(Collected data)
>>>

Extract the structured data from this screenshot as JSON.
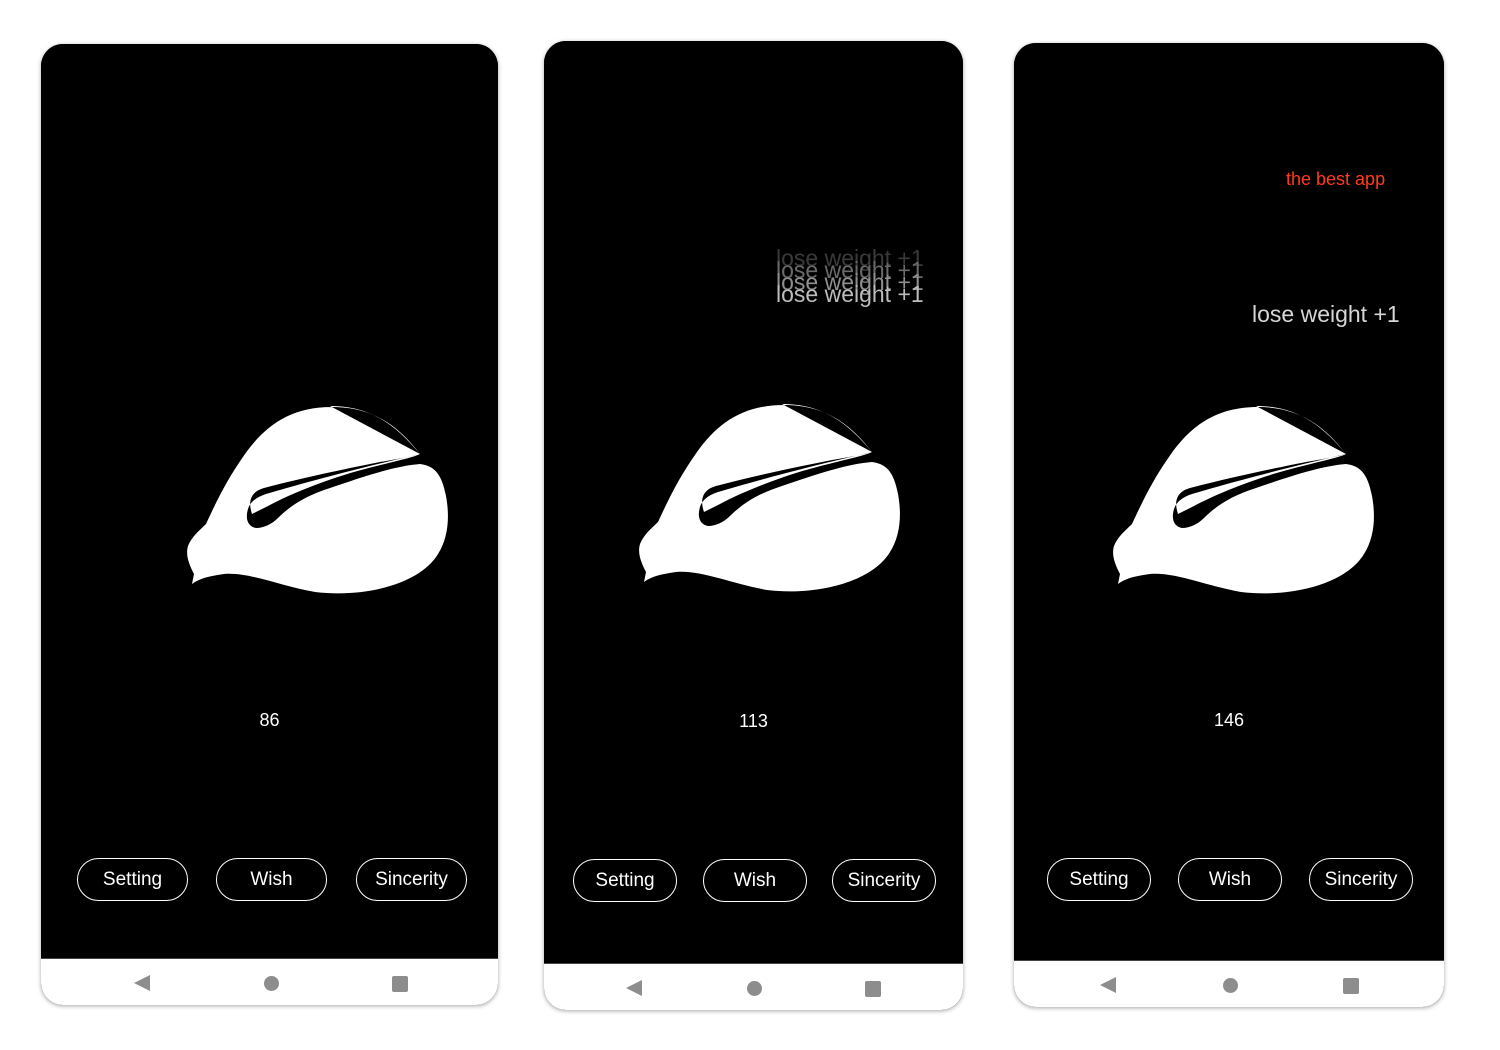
{
  "screens": [
    {
      "counter": "86",
      "buttons": {
        "setting": "Setting",
        "wish": "Wish",
        "sincerity": "Sincerity"
      }
    },
    {
      "counter": "113",
      "floating_texts": [
        "lose weight +1",
        "lose weight +1",
        "lose weight +1",
        "lose weight +1"
      ],
      "buttons": {
        "setting": "Setting",
        "wish": "Wish",
        "sincerity": "Sincerity"
      }
    },
    {
      "counter": "146",
      "tagline": "the best app",
      "floating_texts": [
        "lose weight +1"
      ],
      "buttons": {
        "setting": "Setting",
        "wish": "Wish",
        "sincerity": "Sincerity"
      }
    }
  ],
  "navbar": {
    "back_icon": "back-triangle-icon",
    "home_icon": "home-circle-icon",
    "recents_icon": "recents-square-icon"
  },
  "colors": {
    "background": "#000000",
    "tagline": "#ff3b1f",
    "nav_icons": "#8d8d8d"
  }
}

<<<

Make an exact copy of every entry above, minus the images.

Extract the structured data from this screenshot as JSON.
{
  "screens": [
    {
      "counter": "86",
      "buttons": {
        "setting": "Setting",
        "wish": "Wish",
        "sincerity": "Sincerity"
      }
    },
    {
      "counter": "113",
      "floating_texts": [
        "lose weight +1",
        "lose weight +1",
        "lose weight +1",
        "lose weight +1"
      ],
      "buttons": {
        "setting": "Setting",
        "wish": "Wish",
        "sincerity": "Sincerity"
      }
    },
    {
      "counter": "146",
      "tagline": "the best app",
      "floating_texts": [
        "lose weight +1"
      ],
      "buttons": {
        "setting": "Setting",
        "wish": "Wish",
        "sincerity": "Sincerity"
      }
    }
  ],
  "navbar": {
    "back_icon": "back-triangle-icon",
    "home_icon": "home-circle-icon",
    "recents_icon": "recents-square-icon"
  },
  "colors": {
    "background": "#000000",
    "tagline": "#ff3b1f",
    "nav_icons": "#8d8d8d"
  }
}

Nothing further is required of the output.